• _INPUT DATA_

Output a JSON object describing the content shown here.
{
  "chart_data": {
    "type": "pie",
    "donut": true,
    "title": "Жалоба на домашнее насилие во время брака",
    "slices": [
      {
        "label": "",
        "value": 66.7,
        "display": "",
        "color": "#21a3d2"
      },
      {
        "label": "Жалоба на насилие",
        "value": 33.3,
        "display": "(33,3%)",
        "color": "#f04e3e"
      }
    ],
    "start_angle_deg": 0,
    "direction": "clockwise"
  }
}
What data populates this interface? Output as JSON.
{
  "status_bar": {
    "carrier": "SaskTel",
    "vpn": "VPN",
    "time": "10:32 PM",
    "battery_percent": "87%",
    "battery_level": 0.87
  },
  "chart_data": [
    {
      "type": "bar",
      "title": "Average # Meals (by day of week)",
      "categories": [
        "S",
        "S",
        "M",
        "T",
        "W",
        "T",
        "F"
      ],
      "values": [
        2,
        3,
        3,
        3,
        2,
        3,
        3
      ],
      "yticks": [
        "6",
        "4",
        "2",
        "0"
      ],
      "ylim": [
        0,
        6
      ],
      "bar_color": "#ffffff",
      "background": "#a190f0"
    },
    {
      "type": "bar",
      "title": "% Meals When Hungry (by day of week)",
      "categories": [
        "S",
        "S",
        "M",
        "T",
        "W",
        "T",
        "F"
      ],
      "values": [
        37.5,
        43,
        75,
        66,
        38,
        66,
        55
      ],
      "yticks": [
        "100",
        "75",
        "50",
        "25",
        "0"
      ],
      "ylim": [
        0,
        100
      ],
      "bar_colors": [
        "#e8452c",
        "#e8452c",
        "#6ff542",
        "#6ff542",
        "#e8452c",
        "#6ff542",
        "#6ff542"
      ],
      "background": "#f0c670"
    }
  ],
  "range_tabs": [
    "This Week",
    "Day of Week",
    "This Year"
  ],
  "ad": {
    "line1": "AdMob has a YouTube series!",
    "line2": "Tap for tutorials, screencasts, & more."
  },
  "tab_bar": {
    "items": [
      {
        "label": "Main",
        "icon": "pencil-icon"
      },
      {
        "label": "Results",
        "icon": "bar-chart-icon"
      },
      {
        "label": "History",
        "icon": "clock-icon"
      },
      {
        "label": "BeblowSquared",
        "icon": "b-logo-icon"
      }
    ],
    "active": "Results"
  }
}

• _EXERCISE DIRECTIONS_
From the listing above, extract all records word for word.

• _SOLUTION_
Output a JSON object describing the content shown here.
{
  "chart_data": {
    "type": "pie",
    "donut": true,
    "title": "Жалоба на домашнее насилие во время брака",
    "slices": [
      {
        "label": "",
        "value": 66.7,
        "display": "",
        "color": "#21a3d2"
      },
      {
        "label": "Жалоба на насилие",
        "value": 33.3,
        "display": "(33,3%)",
        "color": "#f04e3e"
      }
    ],
    "start_angle_deg": 0,
    "direction": "clockwise"
  }
}
What data populates this interface? Output as JSON.
{
  "status_bar": {
    "carrier": "SaskTel",
    "vpn": "VPN",
    "time": "10:32 PM",
    "battery_percent": "87%",
    "battery_level": 0.87
  },
  "chart_data": [
    {
      "type": "bar",
      "title": "Average # Meals (by day of week)",
      "categories": [
        "S",
        "S",
        "M",
        "T",
        "W",
        "T",
        "F"
      ],
      "values": [
        2,
        3,
        3,
        3,
        2,
        3,
        3
      ],
      "yticks": [
        "6",
        "4",
        "2",
        "0"
      ],
      "ylim": [
        0,
        6
      ],
      "bar_color": "#ffffff",
      "background": "#a190f0"
    },
    {
      "type": "bar",
      "title": "% Meals When Hungry (by day of week)",
      "categories": [
        "S",
        "S",
        "M",
        "T",
        "W",
        "T",
        "F"
      ],
      "values": [
        37.5,
        43,
        75,
        66,
        38,
        66,
        55
      ],
      "yticks": [
        "100",
        "75",
        "50",
        "25",
        "0"
      ],
      "ylim": [
        0,
        100
      ],
      "bar_colors": [
        "#e8452c",
        "#e8452c",
        "#6ff542",
        "#6ff542",
        "#e8452c",
        "#6ff542",
        "#6ff542"
      ],
      "background": "#f0c670"
    }
  ],
  "range_tabs": [
    "This Week",
    "Day of Week",
    "This Year"
  ],
  "ad": {
    "line1": "AdMob has a YouTube series!",
    "line2": "Tap for tutorials, screencasts, & more."
  },
  "tab_bar": {
    "items": [
      {
        "label": "Main",
        "icon": "pencil-icon"
      },
      {
        "label": "Results",
        "icon": "bar-chart-icon"
      },
      {
        "label": "History",
        "icon": "clock-icon"
      },
      {
        "label": "BeblowSquared",
        "icon": "b-logo-icon"
      }
    ],
    "active": "Results"
  }
}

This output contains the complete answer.